Challenge —
Here are some records. Copy each one exactly.

Listed entries —
········

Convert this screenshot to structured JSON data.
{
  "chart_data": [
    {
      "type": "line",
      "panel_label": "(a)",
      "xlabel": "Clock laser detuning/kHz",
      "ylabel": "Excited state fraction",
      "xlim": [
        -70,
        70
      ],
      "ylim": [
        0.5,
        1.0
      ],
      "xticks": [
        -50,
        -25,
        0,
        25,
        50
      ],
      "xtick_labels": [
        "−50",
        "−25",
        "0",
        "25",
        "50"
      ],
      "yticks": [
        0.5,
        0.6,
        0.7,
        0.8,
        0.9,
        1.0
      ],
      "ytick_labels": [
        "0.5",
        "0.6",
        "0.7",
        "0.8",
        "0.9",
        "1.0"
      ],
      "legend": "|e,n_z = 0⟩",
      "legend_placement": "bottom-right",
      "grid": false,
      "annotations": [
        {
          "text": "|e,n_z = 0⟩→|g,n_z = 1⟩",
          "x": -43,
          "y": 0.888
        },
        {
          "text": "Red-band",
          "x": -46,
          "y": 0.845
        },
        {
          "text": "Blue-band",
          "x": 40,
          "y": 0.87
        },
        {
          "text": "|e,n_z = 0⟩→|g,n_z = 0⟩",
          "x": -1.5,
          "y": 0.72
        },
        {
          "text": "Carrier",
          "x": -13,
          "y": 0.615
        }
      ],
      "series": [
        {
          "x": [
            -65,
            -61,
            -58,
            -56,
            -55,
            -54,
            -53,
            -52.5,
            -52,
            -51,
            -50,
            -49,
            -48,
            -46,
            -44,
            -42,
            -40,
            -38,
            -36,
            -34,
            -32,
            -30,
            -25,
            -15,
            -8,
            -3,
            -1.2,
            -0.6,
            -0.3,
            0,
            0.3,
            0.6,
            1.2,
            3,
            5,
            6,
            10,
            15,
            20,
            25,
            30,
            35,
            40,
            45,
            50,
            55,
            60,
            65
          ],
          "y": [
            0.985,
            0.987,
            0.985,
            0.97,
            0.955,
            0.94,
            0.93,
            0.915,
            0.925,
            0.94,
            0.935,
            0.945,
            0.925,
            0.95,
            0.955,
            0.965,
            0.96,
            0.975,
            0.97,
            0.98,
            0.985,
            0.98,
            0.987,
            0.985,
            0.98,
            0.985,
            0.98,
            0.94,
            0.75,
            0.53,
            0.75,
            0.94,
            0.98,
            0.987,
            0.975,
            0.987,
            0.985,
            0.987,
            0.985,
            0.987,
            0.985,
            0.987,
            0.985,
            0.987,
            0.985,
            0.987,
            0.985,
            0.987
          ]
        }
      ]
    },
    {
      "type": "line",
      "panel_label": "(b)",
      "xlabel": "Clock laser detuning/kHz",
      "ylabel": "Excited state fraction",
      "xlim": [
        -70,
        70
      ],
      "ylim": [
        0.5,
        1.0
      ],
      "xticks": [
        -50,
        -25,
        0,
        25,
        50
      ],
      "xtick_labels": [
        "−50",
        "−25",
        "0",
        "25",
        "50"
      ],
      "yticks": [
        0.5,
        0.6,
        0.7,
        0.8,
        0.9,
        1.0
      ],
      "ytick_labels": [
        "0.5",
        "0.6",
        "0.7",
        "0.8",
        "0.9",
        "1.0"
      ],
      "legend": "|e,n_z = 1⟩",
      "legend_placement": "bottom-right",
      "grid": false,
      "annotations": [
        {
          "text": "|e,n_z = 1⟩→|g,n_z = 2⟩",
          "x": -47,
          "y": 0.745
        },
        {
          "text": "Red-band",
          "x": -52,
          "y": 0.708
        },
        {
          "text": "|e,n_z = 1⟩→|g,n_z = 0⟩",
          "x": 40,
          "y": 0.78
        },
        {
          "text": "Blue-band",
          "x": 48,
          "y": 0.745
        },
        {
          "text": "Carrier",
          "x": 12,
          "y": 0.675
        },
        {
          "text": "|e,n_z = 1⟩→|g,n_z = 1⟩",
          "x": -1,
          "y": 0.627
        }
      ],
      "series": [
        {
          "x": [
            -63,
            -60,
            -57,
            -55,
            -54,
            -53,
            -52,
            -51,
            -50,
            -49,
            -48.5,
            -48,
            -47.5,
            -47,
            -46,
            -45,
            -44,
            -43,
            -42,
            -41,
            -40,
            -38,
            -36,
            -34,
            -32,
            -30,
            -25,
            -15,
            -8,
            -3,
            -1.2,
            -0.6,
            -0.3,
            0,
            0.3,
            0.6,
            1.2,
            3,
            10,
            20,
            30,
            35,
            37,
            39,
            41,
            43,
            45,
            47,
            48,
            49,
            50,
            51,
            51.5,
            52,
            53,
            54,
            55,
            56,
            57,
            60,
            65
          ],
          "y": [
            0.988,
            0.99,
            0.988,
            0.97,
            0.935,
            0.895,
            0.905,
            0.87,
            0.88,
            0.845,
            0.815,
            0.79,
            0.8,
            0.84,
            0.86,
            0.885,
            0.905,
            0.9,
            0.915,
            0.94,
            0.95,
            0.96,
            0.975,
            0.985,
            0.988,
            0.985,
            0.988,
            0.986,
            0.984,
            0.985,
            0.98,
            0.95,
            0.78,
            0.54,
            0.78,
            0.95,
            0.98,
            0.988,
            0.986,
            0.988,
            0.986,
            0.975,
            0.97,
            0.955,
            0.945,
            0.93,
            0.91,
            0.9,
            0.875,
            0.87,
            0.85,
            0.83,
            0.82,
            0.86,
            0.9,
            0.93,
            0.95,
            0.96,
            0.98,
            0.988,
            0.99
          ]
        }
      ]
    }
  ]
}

········

Reply to the task —
Convert this screenshot to structured JSON data.
{
  "chart_data": [
    {
      "type": "line",
      "panel_label": "(a)",
      "xlabel": "Clock laser detuning/kHz",
      "ylabel": "Excited state fraction",
      "xlim": [
        -70,
        70
      ],
      "ylim": [
        0.5,
        1.0
      ],
      "xticks": [
        -50,
        -25,
        0,
        25,
        50
      ],
      "xtick_labels": [
        "−50",
        "−25",
        "0",
        "25",
        "50"
      ],
      "yticks": [
        0.5,
        0.6,
        0.7,
        0.8,
        0.9,
        1.0
      ],
      "ytick_labels": [
        "0.5",
        "0.6",
        "0.7",
        "0.8",
        "0.9",
        "1.0"
      ],
      "legend": "|e,n_z = 0⟩",
      "legend_placement": "bottom-right",
      "grid": false,
      "annotations": [
        {
          "text": "|e,n_z = 0⟩→|g,n_z = 1⟩",
          "x": -43,
          "y": 0.888
        },
        {
          "text": "Red-band",
          "x": -46,
          "y": 0.845
        },
        {
          "text": "Blue-band",
          "x": 40,
          "y": 0.87
        },
        {
          "text": "|e,n_z = 0⟩→|g,n_z = 0⟩",
          "x": -1.5,
          "y": 0.72
        },
        {
          "text": "Carrier",
          "x": -13,
          "y": 0.615
        }
      ],
      "series": [
        {
          "x": [
            -65,
            -61,
            -58,
            -56,
            -55,
            -54,
            -53,
            -52.5,
            -52,
            -51,
            -50,
            -49,
            -48,
            -46,
            -44,
            -42,
            -40,
            -38,
            -36,
            -34,
            -32,
            -30,
            -25,
            -15,
            -8,
            -3,
            -1.2,
            -0.6,
            -0.3,
            0,
            0.3,
            0.6,
            1.2,
            3,
            5,
            6,
            10,
            15,
            20,
            25,
            30,
            35,
            40,
            45,
            50,
            55,
            60,
            65
          ],
          "y": [
            0.985,
            0.987,
            0.985,
            0.97,
            0.955,
            0.94,
            0.93,
            0.915,
            0.925,
            0.94,
            0.935,
            0.945,
            0.925,
            0.95,
            0.955,
            0.965,
            0.96,
            0.975,
            0.97,
            0.98,
            0.985,
            0.98,
            0.987,
            0.985,
            0.98,
            0.985,
            0.98,
            0.94,
            0.75,
            0.53,
            0.75,
            0.94,
            0.98,
            0.987,
            0.975,
            0.987,
            0.985,
            0.987,
            0.985,
            0.987,
            0.985,
            0.987,
            0.985,
            0.987,
            0.985,
            0.987,
            0.985,
            0.987
          ]
        }
      ]
    },
    {
      "type": "line",
      "panel_label": "(b)",
      "xlabel": "Clock laser detuning/kHz",
      "ylabel": "Excited state fraction",
      "xlim": [
        -70,
        70
      ],
      "ylim": [
        0.5,
        1.0
      ],
      "xticks": [
        -50,
        -25,
        0,
        25,
        50
      ],
      "xtick_labels": [
        "−50",
        "−25",
        "0",
        "25",
        "50"
      ],
      "yticks": [
        0.5,
        0.6,
        0.7,
        0.8,
        0.9,
        1.0
      ],
      "ytick_labels": [
        "0.5",
        "0.6",
        "0.7",
        "0.8",
        "0.9",
        "1.0"
      ],
      "legend": "|e,n_z = 1⟩",
      "legend_placement": "bottom-right",
      "grid": false,
      "annotations": [
        {
          "text": "|e,n_z = 1⟩→|g,n_z = 2⟩",
          "x": -47,
          "y": 0.745
        },
        {
          "text": "Red-band",
          "x": -52,
          "y": 0.708
        },
        {
          "text": "|e,n_z = 1⟩→|g,n_z = 0⟩",
          "x": 40,
          "y": 0.78
        },
        {
          "text": "Blue-band",
          "x": 48,
          "y": 0.745
        },
        {
          "text": "Carrier",
          "x": 12,
          "y": 0.675
        },
        {
          "text": "|e,n_z = 1⟩→|g,n_z = 1⟩",
          "x": -1,
          "y": 0.627
        }
      ],
      "series": [
        {
          "x": [
            -63,
            -60,
            -57,
            -55,
            -54,
            -53,
            -52,
            -51,
            -50,
            -49,
            -48.5,
            -48,
            -47.5,
            -47,
            -46,
            -45,
            -44,
            -43,
            -42,
            -41,
            -40,
            -38,
            -36,
            -34,
            -32,
            -30,
            -25,
            -15,
            -8,
            -3,
            -1.2,
            -0.6,
            -0.3,
            0,
            0.3,
            0.6,
            1.2,
            3,
            10,
            20,
            30,
            35,
            37,
            39,
            41,
            43,
            45,
            47,
            48,
            49,
            50,
            51,
            51.5,
            52,
            53,
            54,
            55,
            56,
            57,
            60,
            65
          ],
          "y": [
            0.988,
            0.99,
            0.988,
            0.97,
            0.935,
            0.895,
            0.905,
            0.87,
            0.88,
            0.845,
            0.815,
            0.79,
            0.8,
            0.84,
            0.86,
            0.885,
            0.905,
            0.9,
            0.915,
            0.94,
            0.95,
            0.96,
            0.975,
            0.985,
            0.988,
            0.985,
            0.988,
            0.986,
            0.984,
            0.985,
            0.98,
            0.95,
            0.78,
            0.54,
            0.78,
            0.95,
            0.98,
            0.988,
            0.986,
            0.988,
            0.986,
            0.975,
            0.97,
            0.955,
            0.945,
            0.93,
            0.91,
            0.9,
            0.875,
            0.87,
            0.85,
            0.83,
            0.82,
            0.86,
            0.9,
            0.93,
            0.95,
            0.96,
            0.98,
            0.988,
            0.99
          ]
        }
      ]
    }
  ]
}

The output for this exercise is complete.